Records
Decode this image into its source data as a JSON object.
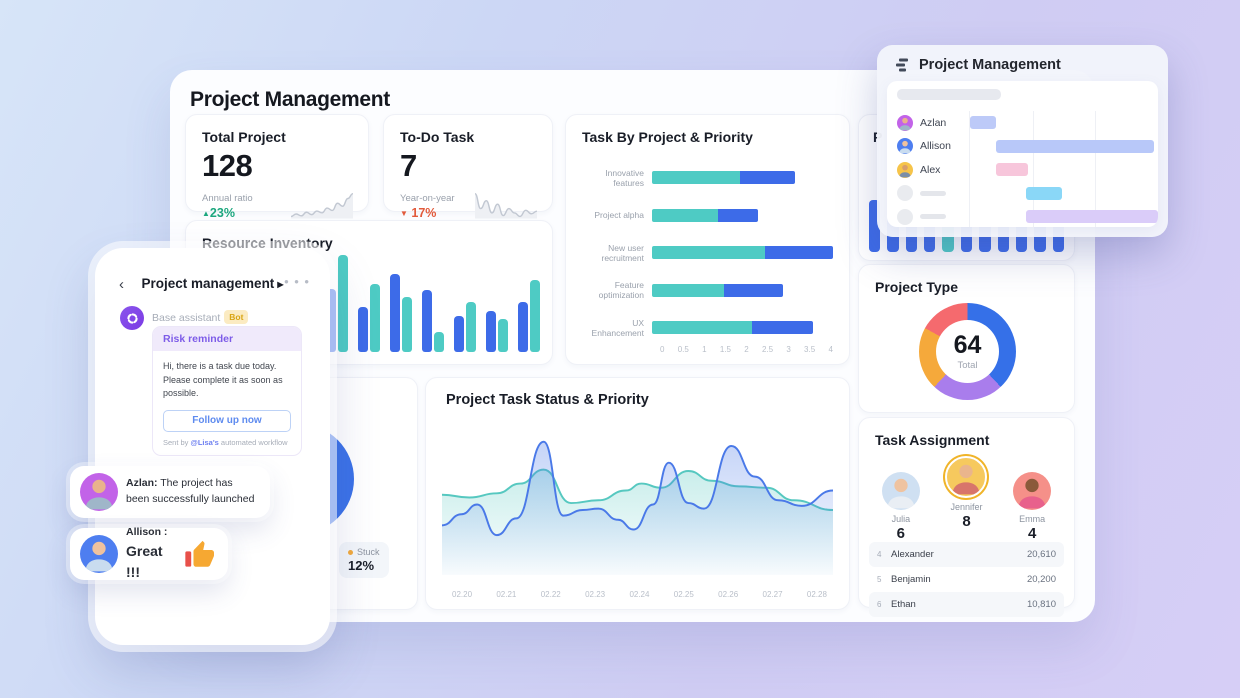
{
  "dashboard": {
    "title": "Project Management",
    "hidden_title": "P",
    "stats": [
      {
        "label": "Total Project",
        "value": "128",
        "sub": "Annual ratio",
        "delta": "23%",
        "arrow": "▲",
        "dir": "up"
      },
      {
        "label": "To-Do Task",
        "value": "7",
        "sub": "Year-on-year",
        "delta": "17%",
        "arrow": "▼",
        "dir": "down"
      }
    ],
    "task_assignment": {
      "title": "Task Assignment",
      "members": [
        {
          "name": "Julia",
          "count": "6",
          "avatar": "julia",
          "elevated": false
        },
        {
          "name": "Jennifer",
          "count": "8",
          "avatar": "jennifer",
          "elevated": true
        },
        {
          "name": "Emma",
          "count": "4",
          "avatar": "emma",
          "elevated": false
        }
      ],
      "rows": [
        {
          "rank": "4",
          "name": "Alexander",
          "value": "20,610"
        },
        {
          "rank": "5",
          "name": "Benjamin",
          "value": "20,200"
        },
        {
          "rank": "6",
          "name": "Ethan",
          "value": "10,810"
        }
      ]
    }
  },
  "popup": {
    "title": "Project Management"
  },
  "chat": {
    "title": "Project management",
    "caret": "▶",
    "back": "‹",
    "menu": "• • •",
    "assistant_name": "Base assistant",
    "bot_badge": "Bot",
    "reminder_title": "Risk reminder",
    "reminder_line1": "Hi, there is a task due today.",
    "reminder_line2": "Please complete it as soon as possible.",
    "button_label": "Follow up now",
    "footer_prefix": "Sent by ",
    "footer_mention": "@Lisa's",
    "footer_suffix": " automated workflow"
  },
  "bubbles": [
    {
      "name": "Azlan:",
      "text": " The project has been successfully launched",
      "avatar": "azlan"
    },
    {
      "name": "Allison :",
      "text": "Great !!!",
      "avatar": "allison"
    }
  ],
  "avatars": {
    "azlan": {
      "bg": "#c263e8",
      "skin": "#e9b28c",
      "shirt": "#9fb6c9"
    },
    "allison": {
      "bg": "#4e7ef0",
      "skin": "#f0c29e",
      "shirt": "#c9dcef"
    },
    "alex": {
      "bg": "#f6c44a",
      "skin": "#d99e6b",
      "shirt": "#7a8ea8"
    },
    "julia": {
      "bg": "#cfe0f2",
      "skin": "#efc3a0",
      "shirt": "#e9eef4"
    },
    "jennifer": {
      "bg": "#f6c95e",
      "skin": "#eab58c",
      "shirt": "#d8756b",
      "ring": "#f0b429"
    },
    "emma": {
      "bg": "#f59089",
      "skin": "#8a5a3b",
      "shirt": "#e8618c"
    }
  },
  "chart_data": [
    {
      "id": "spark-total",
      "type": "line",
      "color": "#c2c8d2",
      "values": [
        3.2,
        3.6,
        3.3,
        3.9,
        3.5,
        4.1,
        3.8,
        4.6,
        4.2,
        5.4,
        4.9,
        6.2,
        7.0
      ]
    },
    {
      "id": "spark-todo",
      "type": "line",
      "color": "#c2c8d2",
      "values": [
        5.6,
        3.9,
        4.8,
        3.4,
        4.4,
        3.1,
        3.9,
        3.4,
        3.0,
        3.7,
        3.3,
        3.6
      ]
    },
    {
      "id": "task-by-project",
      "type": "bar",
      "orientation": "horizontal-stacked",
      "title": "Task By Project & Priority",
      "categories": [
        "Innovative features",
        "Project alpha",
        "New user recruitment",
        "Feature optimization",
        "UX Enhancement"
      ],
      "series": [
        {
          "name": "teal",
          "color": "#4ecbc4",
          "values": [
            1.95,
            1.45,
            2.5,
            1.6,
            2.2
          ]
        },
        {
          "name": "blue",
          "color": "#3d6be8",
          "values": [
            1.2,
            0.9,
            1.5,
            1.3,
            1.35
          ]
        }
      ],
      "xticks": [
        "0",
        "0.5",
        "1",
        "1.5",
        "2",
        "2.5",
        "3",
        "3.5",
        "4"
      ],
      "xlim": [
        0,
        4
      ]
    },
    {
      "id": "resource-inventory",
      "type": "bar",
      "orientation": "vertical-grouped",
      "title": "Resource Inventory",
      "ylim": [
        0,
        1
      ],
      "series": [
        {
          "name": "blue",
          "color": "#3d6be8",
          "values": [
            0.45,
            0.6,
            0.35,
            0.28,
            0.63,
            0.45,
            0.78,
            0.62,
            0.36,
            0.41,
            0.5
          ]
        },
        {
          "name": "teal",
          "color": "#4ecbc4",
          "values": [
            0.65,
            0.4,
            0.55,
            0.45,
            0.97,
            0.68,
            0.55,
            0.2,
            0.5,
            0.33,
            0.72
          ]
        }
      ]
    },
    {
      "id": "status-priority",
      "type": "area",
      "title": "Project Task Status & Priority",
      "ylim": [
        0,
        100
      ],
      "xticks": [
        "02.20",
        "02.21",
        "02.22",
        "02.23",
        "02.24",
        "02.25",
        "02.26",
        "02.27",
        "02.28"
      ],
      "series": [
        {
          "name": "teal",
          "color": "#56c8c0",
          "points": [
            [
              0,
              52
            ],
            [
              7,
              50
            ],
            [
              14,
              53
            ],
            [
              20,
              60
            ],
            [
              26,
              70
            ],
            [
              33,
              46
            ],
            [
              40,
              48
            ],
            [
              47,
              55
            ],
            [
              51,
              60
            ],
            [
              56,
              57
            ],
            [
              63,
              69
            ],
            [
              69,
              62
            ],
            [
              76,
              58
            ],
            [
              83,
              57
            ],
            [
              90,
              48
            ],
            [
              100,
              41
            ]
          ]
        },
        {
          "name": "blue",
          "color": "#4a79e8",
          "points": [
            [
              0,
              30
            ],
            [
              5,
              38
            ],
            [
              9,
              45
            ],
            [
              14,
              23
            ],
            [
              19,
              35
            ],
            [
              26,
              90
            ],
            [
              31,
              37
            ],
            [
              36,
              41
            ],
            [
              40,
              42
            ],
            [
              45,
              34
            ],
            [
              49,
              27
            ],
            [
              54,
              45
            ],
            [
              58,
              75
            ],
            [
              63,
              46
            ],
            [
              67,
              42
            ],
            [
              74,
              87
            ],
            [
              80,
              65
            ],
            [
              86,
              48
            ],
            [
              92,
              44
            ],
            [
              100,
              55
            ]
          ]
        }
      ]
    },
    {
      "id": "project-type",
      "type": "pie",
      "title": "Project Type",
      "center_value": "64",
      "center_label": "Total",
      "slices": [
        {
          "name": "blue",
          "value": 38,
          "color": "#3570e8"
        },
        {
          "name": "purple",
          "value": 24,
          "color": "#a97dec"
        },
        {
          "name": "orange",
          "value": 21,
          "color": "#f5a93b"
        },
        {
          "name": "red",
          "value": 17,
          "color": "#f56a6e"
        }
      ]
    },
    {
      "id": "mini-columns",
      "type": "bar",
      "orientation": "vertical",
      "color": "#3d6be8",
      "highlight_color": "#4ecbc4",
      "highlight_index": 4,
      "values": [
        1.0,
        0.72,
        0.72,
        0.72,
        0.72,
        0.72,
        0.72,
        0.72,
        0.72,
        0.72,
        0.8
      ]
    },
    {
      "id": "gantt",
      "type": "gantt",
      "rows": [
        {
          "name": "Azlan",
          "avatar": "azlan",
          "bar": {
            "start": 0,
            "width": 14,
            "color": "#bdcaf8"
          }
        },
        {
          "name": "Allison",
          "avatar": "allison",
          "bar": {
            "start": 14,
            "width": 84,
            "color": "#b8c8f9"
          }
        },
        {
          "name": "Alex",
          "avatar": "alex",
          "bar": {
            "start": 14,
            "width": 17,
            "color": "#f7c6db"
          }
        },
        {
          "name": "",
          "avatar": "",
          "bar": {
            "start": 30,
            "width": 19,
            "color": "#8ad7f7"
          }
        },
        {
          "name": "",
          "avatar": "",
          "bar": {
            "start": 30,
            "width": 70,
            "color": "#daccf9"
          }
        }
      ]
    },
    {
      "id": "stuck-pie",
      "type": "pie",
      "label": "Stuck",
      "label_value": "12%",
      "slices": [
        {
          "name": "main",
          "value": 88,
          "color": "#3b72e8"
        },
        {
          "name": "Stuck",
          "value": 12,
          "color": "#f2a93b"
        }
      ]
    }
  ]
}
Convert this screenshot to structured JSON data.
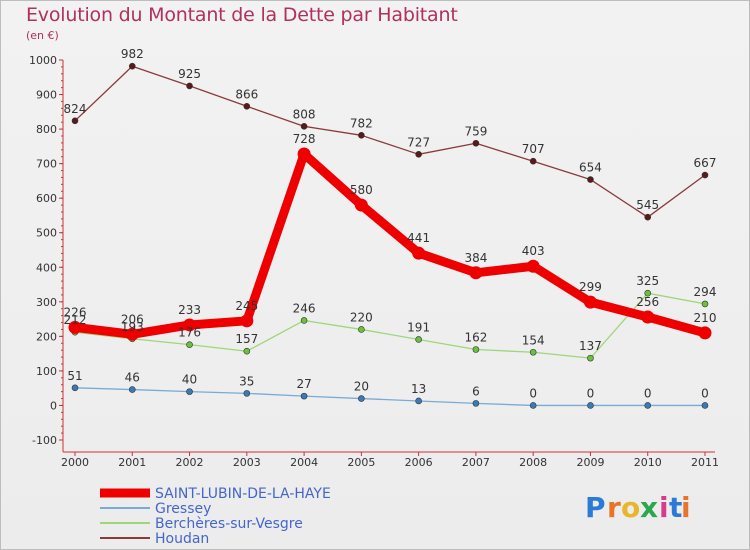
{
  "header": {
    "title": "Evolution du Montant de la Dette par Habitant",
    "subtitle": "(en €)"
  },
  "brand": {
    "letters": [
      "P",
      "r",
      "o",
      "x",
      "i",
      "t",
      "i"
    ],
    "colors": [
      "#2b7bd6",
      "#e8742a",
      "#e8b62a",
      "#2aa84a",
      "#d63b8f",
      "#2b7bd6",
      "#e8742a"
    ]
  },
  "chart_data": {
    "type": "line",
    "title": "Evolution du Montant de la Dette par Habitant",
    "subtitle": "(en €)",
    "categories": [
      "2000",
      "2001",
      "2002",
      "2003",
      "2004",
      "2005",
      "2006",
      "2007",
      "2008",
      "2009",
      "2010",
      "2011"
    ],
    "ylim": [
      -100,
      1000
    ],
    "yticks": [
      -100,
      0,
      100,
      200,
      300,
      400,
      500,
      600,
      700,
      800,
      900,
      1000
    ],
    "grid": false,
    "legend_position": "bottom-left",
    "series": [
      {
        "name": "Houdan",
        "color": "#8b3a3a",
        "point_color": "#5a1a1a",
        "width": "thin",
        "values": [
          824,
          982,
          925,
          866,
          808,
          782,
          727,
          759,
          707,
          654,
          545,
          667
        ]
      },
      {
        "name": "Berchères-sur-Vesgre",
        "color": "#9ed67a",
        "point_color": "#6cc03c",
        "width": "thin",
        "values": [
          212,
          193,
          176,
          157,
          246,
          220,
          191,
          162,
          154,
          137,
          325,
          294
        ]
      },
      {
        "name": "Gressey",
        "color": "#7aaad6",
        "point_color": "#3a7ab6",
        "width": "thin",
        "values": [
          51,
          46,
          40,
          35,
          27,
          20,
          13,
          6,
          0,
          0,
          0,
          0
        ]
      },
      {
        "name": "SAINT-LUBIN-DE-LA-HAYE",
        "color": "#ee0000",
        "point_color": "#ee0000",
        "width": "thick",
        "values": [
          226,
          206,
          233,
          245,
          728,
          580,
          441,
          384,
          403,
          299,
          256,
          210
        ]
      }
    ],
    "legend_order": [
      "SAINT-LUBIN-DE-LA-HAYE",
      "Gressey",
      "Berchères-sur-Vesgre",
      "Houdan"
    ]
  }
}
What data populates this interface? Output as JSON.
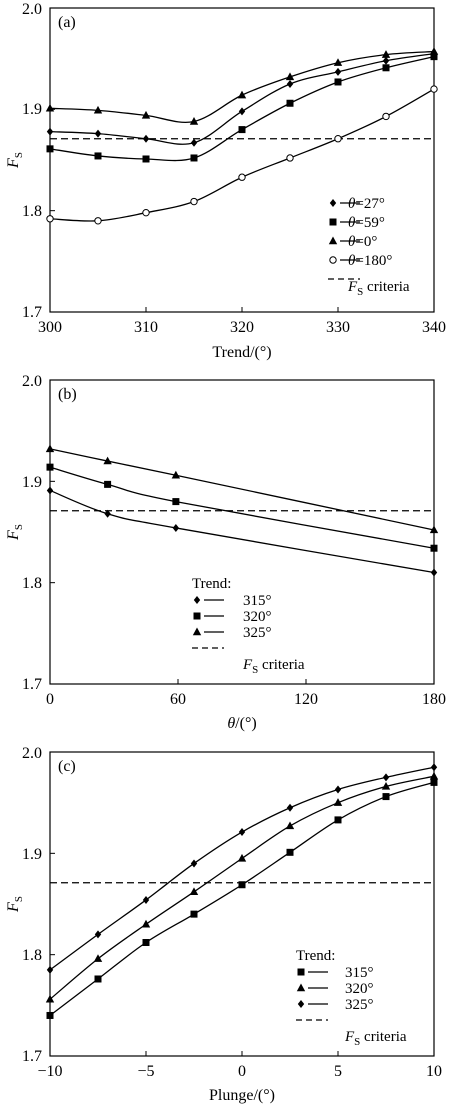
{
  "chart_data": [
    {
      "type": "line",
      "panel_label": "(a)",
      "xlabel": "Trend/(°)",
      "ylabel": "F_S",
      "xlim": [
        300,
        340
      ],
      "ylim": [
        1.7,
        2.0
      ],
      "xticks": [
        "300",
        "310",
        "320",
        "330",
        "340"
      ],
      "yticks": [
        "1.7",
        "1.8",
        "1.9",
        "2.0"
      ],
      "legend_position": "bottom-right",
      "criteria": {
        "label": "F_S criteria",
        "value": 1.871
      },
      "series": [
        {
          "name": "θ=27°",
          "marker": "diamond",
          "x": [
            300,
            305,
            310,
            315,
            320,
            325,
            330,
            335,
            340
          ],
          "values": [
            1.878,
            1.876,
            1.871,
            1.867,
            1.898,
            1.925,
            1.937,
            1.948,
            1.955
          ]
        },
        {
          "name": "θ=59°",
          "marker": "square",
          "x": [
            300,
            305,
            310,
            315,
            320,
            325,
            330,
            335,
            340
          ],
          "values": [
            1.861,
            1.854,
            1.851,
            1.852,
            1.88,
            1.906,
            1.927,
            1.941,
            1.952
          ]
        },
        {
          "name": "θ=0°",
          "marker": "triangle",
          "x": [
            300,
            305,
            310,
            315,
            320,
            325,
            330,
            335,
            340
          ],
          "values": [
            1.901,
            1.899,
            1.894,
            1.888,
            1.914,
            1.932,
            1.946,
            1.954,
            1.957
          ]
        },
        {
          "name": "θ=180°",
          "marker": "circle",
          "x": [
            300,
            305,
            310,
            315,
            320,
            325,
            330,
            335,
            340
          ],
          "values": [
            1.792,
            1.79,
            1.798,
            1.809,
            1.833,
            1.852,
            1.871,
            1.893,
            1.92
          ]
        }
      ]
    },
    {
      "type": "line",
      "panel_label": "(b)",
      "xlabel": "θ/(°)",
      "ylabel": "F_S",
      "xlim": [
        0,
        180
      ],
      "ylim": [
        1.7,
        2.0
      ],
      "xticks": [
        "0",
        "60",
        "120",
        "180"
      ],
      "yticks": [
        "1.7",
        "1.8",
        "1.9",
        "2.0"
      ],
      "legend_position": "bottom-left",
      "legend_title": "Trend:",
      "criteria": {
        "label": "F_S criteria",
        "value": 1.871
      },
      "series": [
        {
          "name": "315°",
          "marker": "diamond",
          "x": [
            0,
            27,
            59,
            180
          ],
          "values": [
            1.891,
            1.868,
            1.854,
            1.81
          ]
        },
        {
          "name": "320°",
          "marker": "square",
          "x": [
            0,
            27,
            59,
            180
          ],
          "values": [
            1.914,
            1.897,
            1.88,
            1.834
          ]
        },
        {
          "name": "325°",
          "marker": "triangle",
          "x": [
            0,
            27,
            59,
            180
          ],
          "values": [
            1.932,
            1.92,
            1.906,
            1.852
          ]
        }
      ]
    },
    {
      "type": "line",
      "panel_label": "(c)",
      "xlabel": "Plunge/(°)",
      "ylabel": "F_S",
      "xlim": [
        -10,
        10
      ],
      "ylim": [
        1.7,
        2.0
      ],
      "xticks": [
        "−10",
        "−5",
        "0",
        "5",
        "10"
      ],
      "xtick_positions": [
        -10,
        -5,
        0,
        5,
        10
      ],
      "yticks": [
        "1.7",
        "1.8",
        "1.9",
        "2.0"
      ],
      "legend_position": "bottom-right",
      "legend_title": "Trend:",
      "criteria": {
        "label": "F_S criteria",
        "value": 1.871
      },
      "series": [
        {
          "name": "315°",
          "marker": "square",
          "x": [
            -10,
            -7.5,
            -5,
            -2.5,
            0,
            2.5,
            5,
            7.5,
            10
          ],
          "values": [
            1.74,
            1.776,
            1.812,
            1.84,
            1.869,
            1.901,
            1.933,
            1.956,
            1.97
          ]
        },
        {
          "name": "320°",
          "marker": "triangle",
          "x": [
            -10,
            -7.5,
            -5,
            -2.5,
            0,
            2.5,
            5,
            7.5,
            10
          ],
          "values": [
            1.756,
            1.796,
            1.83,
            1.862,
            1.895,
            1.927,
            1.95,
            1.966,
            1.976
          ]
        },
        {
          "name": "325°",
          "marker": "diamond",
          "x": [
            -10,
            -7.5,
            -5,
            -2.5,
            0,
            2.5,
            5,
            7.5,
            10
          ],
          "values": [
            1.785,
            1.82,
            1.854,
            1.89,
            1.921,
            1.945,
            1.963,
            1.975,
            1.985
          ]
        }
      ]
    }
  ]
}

Exercise prompt: Tally up how many lines in the preceding listing contain the word "orientation". Give nothing but the number.

Output of the exercise: 3